» **Data extract**
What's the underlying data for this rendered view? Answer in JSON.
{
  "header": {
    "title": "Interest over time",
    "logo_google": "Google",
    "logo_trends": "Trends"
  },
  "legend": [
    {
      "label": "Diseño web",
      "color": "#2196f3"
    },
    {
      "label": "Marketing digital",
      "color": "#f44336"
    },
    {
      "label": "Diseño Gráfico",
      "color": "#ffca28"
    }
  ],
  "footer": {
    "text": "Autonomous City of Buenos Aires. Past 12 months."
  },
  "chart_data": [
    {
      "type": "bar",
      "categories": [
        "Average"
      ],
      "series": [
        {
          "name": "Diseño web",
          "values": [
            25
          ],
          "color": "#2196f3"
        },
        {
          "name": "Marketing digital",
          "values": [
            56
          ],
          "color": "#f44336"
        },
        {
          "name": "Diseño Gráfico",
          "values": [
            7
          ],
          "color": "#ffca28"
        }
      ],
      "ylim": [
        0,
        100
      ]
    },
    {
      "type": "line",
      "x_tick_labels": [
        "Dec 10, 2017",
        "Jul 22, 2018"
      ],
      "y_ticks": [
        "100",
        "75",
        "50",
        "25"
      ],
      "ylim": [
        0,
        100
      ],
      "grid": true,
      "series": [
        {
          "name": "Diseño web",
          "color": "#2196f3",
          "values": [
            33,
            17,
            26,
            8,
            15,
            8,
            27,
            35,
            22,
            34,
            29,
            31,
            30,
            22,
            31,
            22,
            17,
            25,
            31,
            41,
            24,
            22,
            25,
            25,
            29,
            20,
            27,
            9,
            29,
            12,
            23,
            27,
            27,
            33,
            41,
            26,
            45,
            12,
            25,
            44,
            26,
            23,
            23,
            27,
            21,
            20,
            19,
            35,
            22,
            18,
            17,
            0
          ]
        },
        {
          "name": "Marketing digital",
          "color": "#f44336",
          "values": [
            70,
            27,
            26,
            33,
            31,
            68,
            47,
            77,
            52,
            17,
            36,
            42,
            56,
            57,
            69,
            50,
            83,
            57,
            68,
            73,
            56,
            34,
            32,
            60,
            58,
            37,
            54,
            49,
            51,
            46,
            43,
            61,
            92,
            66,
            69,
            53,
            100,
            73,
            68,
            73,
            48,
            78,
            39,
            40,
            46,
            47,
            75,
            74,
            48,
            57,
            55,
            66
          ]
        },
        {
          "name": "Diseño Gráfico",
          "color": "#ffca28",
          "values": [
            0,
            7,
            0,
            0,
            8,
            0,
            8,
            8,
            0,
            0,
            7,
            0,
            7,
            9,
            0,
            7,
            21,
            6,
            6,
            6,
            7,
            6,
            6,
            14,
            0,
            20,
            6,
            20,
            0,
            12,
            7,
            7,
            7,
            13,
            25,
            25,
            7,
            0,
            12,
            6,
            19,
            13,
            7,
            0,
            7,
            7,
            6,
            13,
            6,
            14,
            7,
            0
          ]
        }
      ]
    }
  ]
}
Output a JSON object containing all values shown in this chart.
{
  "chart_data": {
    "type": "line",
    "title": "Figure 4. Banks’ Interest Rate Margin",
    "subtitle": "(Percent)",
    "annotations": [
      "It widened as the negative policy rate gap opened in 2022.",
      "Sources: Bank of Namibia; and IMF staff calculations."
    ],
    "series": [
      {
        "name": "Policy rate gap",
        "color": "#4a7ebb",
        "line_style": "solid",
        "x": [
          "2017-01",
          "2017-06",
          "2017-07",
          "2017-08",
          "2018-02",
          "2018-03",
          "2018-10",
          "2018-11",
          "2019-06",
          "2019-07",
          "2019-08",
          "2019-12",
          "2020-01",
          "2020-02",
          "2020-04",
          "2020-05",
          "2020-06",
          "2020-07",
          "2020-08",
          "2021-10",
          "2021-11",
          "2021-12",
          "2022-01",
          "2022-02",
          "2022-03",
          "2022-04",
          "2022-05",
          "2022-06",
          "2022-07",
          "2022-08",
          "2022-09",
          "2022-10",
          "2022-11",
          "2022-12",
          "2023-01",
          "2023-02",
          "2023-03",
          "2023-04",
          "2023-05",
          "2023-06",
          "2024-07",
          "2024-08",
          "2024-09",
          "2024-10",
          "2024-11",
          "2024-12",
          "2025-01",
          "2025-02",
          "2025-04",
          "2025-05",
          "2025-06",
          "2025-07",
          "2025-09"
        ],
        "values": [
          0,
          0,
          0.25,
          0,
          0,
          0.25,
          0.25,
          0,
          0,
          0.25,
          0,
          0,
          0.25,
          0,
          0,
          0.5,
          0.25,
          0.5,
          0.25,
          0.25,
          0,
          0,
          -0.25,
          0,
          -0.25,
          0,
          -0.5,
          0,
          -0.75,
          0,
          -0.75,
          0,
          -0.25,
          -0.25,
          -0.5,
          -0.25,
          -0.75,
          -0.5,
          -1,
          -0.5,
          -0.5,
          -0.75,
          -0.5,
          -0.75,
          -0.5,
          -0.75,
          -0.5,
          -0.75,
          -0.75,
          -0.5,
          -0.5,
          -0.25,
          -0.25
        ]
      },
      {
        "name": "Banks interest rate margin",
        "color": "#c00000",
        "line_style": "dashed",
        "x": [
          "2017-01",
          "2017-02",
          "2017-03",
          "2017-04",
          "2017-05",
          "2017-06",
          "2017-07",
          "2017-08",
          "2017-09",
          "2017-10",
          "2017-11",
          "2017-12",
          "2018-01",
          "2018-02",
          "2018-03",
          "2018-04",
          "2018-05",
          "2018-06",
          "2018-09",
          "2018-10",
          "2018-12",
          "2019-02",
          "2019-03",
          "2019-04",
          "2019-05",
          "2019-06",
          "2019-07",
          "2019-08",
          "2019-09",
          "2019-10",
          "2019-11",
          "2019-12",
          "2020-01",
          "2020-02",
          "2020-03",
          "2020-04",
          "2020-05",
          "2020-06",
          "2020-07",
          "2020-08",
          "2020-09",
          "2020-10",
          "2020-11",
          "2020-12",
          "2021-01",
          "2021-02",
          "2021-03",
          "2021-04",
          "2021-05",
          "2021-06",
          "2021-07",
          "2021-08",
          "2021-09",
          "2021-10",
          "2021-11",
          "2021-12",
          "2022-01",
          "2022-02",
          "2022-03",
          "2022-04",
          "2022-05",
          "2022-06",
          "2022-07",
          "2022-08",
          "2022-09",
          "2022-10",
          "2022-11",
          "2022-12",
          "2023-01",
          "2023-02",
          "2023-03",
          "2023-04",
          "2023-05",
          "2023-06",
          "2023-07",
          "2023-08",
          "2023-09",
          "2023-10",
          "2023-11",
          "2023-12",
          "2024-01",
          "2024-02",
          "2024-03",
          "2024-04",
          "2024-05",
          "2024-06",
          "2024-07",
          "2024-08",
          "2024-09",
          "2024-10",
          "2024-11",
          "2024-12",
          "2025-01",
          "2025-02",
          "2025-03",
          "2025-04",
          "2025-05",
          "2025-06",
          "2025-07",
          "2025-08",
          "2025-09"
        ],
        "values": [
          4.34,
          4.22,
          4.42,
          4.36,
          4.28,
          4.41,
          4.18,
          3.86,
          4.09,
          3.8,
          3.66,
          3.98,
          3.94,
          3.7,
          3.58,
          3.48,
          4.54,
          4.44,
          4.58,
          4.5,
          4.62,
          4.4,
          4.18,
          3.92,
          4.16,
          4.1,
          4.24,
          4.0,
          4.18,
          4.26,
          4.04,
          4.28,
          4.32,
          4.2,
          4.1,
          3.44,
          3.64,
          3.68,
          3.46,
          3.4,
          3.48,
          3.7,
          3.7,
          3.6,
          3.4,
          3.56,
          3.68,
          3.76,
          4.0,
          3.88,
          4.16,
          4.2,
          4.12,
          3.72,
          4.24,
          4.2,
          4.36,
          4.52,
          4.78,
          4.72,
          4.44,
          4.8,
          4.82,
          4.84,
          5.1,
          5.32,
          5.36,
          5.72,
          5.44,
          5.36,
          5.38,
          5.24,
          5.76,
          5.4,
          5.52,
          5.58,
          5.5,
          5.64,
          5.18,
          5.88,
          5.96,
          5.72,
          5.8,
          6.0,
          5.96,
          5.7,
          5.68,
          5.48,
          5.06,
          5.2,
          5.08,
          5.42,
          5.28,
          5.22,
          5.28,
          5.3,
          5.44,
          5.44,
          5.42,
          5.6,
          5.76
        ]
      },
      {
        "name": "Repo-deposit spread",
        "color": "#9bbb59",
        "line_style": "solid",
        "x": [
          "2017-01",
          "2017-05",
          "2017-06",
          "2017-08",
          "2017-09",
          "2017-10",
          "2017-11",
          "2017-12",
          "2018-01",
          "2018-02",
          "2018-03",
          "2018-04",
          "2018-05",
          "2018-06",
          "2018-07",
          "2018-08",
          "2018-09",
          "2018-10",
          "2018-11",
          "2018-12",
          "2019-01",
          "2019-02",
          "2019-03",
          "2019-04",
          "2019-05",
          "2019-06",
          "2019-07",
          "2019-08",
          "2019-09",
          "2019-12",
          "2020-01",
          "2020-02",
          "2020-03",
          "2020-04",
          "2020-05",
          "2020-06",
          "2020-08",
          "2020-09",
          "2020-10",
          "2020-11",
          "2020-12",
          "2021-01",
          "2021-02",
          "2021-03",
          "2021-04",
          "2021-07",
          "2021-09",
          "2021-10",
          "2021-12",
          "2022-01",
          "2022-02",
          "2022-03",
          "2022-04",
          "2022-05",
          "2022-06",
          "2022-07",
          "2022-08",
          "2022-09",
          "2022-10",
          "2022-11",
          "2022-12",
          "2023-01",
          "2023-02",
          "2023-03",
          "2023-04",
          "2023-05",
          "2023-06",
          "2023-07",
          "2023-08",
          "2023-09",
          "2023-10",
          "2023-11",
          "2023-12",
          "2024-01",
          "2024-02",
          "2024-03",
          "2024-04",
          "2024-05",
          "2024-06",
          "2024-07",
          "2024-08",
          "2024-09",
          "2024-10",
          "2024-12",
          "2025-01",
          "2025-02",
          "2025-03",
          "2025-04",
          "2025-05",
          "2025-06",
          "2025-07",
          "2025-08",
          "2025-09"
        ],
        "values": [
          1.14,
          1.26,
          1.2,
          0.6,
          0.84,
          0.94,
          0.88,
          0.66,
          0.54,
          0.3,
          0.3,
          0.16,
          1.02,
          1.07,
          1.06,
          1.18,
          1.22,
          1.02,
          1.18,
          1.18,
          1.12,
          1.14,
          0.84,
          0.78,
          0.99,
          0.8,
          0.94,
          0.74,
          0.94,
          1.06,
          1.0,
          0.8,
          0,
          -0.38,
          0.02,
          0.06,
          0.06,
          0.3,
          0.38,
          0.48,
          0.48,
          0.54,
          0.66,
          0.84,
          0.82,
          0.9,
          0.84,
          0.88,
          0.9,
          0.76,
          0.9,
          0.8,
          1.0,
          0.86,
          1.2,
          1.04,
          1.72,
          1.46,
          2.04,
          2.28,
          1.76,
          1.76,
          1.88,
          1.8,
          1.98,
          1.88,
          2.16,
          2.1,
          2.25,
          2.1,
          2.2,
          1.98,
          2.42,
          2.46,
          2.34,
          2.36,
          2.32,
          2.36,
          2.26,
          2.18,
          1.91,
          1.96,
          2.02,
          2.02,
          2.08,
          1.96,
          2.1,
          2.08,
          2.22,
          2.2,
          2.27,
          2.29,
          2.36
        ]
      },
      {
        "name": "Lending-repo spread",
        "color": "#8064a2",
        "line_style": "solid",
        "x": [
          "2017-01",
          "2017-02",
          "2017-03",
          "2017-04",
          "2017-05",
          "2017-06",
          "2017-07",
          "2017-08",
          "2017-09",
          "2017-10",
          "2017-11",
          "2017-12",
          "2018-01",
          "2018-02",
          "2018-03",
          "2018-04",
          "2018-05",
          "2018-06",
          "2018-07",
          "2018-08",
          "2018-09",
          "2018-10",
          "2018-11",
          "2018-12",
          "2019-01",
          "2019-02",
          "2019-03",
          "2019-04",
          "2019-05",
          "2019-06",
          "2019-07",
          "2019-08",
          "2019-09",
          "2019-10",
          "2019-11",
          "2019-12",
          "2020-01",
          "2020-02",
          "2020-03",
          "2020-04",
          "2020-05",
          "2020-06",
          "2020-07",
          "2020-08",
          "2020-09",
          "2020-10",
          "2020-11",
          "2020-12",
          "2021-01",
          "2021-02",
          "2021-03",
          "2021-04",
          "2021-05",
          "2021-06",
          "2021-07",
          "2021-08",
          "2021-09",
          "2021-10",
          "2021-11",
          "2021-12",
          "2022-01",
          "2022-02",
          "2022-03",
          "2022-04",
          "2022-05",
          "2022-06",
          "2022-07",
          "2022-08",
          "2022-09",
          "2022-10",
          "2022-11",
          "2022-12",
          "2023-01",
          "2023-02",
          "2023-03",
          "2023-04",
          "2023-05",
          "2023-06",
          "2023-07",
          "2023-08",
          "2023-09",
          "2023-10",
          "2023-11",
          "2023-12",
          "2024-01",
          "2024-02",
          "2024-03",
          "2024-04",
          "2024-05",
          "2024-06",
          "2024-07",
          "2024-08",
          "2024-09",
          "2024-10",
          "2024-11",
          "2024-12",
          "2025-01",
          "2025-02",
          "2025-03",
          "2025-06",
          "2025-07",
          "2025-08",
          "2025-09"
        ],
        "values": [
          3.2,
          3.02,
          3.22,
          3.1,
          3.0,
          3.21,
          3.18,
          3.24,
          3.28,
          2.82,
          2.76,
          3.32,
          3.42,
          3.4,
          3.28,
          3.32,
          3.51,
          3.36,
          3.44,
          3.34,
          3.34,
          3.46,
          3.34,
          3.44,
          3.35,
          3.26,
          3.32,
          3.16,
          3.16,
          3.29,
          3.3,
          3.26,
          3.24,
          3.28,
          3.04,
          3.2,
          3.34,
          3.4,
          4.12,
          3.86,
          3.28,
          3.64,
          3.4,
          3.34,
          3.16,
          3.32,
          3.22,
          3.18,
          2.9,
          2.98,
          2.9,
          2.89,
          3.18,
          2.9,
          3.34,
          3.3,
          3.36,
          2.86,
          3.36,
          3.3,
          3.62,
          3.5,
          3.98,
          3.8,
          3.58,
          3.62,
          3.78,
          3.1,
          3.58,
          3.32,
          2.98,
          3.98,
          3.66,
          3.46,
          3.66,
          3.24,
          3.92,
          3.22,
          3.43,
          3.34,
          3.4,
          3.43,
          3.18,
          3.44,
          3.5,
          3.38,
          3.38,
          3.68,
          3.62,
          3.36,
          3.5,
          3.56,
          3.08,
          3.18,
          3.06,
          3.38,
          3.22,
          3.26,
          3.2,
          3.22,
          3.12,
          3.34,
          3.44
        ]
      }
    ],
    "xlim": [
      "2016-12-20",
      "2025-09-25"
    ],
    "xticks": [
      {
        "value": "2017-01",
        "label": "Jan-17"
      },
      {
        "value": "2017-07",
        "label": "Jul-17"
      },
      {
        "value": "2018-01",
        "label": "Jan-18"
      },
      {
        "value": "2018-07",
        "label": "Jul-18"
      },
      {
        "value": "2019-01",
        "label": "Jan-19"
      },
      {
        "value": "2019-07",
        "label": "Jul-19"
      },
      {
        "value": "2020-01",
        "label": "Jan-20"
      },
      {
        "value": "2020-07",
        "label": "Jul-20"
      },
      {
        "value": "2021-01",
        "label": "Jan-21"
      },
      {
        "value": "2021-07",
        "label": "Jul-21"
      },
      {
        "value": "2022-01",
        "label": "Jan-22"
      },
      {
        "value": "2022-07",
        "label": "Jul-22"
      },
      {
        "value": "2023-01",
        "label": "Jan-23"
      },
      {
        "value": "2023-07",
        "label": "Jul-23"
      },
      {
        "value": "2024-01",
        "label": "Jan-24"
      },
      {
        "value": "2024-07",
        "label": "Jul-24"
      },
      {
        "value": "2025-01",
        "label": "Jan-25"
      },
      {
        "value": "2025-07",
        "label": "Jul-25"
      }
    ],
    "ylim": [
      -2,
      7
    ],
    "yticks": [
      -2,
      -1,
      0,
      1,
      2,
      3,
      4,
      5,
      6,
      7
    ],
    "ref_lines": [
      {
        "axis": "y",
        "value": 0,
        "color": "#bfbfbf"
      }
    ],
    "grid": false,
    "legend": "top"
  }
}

» **Instruction**
Pick out every line holding the string "this" and return it.

» **Result of the task**
What's the underlying data for this rendered view? Answer in JSON.
Output a JSON object containing all values shown in this chart.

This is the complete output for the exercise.